Task instructions: Count the lines below that contain the word "intro" and give only that number.

****************************************

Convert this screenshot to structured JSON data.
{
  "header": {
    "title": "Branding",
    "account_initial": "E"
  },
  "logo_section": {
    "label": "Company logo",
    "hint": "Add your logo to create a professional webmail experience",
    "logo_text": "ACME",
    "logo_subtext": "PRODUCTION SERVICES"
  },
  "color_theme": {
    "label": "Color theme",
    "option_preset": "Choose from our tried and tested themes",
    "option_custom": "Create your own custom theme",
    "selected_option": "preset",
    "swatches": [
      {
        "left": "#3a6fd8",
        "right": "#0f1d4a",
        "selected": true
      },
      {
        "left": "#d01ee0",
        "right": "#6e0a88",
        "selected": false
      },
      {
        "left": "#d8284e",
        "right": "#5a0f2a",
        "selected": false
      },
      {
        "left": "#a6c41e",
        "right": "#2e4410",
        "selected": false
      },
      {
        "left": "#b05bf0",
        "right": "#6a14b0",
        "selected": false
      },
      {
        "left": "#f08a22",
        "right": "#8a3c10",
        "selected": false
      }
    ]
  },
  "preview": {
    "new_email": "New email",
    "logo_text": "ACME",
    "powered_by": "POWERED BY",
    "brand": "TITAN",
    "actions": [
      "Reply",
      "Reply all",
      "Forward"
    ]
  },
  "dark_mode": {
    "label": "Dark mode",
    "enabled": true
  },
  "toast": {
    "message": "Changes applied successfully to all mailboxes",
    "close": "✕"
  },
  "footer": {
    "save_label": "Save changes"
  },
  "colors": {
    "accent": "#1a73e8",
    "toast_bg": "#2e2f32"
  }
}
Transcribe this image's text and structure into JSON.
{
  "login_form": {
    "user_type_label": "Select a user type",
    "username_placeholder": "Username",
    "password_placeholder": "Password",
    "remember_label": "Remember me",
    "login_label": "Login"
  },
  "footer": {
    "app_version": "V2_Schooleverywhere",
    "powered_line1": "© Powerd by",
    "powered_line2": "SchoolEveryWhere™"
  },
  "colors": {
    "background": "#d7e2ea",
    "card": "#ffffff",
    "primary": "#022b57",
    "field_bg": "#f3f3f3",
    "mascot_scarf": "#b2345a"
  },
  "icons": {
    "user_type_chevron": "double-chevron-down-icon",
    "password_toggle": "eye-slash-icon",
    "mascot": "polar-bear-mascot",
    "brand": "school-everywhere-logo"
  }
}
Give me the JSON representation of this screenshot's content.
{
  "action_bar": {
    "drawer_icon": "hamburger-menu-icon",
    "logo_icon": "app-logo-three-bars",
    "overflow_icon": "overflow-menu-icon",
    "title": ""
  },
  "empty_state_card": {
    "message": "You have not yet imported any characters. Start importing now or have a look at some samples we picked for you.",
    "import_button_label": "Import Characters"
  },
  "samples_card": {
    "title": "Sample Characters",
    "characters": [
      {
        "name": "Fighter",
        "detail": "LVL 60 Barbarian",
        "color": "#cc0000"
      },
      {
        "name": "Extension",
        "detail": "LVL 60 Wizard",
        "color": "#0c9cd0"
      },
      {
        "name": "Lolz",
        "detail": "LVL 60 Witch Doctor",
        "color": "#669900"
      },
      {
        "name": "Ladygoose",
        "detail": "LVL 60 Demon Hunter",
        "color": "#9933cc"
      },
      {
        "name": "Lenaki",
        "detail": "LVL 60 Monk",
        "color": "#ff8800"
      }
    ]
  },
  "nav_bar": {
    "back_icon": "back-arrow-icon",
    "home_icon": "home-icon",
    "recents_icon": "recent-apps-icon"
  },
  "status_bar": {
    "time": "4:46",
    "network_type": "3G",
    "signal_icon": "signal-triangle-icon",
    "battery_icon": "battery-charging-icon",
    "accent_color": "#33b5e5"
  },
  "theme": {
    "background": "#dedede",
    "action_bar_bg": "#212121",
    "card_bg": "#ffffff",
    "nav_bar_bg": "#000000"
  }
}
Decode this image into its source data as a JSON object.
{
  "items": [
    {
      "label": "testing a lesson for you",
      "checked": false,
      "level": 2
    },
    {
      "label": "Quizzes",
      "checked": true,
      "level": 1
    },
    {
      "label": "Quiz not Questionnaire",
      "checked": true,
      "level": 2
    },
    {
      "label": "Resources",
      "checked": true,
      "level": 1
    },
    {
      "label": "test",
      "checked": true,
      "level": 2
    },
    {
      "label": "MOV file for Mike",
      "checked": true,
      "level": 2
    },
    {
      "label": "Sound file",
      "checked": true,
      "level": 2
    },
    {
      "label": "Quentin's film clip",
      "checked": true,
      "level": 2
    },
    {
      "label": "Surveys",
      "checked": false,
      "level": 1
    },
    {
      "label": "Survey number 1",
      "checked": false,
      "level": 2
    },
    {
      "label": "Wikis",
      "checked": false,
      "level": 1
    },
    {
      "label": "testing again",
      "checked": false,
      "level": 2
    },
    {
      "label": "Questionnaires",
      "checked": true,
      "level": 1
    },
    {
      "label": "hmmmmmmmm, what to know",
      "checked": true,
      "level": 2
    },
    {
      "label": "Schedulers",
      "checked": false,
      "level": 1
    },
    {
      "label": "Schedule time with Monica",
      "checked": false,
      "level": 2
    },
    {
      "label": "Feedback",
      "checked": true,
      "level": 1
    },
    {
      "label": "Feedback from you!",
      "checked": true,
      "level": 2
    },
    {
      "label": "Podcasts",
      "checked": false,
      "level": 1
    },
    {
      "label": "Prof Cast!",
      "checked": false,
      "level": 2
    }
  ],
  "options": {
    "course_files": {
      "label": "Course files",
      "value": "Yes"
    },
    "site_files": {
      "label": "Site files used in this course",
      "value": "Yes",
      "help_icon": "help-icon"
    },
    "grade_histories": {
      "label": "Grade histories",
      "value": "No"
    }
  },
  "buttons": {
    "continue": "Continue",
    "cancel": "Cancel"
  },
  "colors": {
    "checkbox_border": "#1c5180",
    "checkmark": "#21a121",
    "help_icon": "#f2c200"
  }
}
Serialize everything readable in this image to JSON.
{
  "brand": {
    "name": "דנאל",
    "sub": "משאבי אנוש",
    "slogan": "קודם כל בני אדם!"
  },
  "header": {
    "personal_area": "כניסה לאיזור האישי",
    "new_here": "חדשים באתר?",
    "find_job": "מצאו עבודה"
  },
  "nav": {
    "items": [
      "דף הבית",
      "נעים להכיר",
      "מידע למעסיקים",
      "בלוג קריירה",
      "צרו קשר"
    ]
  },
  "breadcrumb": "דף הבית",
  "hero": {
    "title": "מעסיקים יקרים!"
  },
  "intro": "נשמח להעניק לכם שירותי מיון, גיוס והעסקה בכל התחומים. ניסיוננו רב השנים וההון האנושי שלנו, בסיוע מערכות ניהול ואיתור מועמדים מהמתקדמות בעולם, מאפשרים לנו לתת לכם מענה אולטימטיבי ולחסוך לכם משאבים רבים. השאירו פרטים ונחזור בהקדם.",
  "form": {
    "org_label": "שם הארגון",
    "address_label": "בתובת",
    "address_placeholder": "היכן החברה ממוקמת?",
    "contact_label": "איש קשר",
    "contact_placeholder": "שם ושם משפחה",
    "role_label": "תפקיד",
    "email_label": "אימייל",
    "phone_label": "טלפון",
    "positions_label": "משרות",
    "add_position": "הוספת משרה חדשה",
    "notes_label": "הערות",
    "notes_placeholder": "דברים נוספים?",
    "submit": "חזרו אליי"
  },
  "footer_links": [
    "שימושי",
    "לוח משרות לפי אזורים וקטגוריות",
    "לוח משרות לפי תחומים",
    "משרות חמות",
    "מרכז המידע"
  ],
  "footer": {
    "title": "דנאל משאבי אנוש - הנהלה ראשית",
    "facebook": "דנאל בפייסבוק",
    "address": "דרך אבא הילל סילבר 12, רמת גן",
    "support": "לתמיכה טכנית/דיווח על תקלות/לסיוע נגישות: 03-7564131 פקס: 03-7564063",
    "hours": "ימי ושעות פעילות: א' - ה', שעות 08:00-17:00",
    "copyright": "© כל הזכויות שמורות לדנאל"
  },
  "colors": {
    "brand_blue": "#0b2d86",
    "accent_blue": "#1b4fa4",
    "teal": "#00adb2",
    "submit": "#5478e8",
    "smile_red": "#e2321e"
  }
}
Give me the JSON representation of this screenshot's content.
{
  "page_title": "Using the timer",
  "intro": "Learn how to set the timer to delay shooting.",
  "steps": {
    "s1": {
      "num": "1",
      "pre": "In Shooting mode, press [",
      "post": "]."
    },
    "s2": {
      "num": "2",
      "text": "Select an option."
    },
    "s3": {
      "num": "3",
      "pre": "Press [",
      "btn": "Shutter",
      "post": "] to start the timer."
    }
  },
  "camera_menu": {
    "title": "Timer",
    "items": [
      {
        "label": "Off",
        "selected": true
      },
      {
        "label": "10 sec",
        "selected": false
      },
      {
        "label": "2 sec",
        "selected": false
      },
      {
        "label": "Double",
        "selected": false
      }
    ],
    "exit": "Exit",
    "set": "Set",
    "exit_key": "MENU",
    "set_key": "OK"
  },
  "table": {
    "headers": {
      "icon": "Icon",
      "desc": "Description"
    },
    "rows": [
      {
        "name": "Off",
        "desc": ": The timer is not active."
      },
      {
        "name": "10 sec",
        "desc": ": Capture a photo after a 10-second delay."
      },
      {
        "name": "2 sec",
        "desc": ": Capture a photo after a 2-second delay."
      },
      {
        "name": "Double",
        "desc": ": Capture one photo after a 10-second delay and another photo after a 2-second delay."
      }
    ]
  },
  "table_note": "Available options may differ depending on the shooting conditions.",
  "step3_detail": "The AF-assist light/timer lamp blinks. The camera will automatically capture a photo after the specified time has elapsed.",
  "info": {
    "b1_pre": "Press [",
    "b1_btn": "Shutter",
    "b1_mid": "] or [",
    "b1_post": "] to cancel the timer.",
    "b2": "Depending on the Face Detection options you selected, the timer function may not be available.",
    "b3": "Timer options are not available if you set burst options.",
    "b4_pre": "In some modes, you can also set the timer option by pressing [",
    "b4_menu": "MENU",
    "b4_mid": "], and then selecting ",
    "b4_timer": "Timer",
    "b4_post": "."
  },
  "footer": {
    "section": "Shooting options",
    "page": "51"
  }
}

****************************************

The completed task: 2